— Start Information given —

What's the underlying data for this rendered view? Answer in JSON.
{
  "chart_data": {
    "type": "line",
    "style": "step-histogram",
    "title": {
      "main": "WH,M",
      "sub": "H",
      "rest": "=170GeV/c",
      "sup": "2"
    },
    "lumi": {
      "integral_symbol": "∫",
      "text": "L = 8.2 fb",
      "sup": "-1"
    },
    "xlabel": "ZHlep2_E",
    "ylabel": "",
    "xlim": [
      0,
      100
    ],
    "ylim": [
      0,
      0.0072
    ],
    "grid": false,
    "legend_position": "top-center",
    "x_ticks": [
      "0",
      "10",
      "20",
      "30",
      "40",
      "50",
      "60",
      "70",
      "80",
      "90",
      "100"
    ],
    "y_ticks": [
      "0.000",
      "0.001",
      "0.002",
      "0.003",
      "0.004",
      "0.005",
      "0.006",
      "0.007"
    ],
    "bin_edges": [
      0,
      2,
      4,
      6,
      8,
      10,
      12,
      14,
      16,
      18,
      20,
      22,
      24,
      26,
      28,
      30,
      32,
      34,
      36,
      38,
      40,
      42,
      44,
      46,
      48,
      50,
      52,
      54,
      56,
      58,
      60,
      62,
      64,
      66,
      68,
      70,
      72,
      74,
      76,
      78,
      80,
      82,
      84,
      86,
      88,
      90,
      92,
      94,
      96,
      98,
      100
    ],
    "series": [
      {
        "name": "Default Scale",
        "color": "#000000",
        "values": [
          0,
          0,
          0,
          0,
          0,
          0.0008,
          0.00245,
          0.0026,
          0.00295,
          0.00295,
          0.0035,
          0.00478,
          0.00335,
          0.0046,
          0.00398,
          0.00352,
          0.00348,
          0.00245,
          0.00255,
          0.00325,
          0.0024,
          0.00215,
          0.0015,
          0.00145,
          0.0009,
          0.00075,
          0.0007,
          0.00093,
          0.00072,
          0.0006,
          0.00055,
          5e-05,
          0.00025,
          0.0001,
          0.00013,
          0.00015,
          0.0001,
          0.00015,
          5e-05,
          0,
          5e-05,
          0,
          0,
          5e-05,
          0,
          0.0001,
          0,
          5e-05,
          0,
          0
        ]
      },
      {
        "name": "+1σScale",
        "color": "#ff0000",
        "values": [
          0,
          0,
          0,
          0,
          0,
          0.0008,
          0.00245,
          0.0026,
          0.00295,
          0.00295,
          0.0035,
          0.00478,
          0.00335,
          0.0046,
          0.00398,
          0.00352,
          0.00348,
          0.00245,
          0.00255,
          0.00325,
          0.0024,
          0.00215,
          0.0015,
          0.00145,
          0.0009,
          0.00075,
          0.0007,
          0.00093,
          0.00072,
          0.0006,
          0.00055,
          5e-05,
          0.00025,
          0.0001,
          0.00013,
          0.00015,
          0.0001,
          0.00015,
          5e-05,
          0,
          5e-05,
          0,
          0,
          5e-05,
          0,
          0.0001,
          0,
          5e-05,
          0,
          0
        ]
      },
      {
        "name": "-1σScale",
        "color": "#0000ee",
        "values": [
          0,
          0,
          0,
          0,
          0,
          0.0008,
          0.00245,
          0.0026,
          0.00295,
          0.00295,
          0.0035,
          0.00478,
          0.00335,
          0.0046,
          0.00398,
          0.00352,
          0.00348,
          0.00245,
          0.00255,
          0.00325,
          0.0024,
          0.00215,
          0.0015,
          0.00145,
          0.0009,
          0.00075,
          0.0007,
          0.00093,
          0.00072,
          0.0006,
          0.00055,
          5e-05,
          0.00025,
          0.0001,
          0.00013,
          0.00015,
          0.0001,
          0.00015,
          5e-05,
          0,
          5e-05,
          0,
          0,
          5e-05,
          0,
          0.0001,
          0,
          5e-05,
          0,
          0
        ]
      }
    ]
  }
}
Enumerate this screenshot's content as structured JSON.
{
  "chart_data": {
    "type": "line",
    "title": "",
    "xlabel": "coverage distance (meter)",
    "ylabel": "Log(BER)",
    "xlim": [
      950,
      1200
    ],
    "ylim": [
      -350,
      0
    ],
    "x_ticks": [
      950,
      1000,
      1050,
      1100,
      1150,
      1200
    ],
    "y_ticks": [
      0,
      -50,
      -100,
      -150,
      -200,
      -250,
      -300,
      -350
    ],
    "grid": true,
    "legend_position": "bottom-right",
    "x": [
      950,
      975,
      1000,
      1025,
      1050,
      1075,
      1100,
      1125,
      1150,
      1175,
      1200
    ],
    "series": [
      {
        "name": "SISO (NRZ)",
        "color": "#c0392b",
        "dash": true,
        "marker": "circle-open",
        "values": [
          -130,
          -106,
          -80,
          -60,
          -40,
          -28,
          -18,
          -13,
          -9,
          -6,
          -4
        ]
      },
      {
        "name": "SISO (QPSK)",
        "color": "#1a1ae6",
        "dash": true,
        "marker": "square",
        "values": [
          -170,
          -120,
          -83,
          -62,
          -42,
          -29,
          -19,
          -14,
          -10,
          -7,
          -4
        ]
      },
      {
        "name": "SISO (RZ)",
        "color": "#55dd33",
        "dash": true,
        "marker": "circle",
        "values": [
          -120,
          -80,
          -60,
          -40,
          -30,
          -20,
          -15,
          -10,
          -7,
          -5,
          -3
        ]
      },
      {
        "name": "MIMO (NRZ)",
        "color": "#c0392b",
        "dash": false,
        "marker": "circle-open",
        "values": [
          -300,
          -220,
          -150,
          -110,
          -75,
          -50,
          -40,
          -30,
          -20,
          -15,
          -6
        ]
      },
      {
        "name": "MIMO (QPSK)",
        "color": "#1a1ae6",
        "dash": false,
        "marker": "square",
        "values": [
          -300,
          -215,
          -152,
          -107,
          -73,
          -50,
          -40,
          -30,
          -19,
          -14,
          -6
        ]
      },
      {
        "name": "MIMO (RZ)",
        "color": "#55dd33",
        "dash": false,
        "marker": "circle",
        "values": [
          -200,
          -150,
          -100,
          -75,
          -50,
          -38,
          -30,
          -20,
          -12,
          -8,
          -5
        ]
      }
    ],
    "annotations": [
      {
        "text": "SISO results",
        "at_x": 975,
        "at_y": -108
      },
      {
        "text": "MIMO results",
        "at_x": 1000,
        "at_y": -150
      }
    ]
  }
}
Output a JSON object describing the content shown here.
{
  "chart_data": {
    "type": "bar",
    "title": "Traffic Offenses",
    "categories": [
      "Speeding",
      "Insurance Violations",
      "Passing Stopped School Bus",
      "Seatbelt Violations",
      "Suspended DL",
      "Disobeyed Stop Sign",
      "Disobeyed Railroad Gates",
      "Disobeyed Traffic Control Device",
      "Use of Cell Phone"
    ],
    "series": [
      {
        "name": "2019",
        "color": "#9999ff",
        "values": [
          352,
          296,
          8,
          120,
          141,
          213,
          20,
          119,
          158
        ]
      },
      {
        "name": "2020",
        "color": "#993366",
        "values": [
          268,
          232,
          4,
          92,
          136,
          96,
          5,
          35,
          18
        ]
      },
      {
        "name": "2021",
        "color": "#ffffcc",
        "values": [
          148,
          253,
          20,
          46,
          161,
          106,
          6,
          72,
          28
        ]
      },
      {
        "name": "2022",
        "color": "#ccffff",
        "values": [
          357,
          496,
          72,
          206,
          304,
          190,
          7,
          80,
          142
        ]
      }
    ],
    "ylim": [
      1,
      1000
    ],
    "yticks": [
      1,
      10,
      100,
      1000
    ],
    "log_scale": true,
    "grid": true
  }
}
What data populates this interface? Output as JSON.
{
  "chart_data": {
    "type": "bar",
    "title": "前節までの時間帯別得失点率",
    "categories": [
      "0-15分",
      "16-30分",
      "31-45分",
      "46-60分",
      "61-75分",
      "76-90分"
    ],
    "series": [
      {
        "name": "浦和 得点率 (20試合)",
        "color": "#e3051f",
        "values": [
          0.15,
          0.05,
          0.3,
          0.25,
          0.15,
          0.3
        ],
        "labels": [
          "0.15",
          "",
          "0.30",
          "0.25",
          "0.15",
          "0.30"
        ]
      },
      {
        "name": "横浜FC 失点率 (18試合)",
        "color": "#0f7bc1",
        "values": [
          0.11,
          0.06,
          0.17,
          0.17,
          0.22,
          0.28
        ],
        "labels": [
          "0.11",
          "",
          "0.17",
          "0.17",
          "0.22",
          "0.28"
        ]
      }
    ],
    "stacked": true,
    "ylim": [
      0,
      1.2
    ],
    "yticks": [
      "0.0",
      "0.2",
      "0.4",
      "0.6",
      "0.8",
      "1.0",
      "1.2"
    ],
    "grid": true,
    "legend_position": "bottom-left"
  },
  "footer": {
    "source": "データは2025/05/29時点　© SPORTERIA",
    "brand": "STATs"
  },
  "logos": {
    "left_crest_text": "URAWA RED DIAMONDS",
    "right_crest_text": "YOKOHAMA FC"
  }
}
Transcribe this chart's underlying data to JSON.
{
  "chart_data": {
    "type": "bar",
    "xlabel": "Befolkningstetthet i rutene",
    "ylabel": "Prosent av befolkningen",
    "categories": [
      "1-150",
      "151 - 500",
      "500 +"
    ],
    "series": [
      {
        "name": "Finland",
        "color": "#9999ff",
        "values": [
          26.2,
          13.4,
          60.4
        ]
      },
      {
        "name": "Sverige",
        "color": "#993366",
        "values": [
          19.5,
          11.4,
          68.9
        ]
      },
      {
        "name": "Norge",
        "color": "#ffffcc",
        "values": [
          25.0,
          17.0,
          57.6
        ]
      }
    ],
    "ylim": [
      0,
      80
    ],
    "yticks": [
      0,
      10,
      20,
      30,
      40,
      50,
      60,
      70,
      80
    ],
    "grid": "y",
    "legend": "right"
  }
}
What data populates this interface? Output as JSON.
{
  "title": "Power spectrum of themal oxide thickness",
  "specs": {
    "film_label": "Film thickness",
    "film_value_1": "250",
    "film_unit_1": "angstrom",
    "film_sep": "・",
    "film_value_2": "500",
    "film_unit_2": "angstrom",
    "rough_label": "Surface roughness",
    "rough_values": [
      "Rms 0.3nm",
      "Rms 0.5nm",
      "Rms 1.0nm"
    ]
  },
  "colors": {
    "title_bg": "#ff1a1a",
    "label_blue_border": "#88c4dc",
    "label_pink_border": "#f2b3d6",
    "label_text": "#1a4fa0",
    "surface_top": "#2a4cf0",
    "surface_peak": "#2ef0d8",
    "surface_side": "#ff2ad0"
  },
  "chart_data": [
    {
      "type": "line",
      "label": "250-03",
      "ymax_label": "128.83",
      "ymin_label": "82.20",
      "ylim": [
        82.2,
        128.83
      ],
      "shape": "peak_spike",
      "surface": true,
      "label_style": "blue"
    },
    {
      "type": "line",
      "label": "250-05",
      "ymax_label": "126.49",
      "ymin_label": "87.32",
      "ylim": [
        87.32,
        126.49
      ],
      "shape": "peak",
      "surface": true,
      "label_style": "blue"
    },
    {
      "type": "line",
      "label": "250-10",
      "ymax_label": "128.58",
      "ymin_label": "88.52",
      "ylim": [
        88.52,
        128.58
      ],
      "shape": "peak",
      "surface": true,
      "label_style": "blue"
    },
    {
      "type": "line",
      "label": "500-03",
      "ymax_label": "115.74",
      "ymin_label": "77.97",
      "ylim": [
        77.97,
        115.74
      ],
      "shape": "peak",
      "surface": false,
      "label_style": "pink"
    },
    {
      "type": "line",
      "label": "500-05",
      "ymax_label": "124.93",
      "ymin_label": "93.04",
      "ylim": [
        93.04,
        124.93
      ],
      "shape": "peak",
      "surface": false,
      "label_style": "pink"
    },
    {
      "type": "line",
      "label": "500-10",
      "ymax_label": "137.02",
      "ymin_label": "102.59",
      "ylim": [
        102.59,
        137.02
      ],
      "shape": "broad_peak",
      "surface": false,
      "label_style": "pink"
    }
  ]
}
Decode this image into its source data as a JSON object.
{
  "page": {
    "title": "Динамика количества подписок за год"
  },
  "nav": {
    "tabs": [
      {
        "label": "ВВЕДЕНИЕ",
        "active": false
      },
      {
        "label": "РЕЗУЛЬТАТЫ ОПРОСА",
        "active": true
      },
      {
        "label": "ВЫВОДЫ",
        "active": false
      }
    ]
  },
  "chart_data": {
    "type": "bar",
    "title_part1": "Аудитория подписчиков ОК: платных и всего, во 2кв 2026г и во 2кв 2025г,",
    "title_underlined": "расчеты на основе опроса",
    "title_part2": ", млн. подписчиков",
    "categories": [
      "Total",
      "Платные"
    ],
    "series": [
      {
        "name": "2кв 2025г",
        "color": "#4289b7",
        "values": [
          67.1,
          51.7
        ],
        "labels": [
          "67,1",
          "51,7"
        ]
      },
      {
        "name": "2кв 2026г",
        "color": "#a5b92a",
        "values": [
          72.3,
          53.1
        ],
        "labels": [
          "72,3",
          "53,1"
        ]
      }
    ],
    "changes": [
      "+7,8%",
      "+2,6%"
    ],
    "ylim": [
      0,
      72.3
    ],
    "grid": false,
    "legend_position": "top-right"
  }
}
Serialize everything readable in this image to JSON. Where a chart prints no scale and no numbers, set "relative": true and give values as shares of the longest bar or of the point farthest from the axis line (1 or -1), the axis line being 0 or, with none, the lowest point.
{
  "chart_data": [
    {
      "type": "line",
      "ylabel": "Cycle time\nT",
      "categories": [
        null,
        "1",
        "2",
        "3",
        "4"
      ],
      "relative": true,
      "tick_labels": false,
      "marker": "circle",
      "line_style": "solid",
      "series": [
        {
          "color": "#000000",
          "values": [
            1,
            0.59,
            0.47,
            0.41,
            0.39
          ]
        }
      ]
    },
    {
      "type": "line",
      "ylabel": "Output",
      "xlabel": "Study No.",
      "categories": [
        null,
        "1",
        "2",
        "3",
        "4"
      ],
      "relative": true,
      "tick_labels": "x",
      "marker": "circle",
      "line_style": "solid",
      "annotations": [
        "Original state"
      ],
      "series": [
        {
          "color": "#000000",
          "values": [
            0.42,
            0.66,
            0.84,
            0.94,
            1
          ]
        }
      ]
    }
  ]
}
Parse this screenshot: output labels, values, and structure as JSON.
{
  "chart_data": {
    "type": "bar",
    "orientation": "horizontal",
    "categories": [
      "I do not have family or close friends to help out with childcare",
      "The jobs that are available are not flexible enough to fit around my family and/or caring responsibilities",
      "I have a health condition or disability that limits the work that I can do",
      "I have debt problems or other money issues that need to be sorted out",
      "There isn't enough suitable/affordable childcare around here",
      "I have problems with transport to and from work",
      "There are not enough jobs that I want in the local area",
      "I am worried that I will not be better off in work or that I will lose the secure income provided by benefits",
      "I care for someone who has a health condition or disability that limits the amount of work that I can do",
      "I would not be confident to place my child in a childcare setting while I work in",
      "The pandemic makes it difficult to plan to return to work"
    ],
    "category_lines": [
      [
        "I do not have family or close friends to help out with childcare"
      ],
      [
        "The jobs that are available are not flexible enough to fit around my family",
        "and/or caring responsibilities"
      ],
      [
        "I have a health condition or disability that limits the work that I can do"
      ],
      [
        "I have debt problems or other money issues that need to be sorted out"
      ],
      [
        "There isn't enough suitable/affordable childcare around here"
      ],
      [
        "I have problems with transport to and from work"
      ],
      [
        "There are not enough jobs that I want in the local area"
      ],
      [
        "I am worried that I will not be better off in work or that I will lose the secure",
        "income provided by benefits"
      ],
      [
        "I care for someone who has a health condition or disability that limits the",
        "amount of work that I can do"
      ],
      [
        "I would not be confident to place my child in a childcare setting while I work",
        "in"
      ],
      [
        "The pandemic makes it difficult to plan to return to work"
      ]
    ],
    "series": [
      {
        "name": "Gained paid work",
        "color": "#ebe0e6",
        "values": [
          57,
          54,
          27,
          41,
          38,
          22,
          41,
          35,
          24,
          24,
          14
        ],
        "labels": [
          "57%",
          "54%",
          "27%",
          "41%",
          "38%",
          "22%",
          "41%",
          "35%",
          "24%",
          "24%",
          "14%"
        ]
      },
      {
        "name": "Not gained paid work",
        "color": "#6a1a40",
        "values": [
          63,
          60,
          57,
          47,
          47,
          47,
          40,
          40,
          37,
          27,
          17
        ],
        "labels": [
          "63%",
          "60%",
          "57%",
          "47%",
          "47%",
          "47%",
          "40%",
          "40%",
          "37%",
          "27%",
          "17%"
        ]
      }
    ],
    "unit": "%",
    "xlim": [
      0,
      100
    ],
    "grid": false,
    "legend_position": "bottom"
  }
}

— End Information given —

State the number of lines in these entries that include the string "xlabel". Provide nothing beyond that number.

4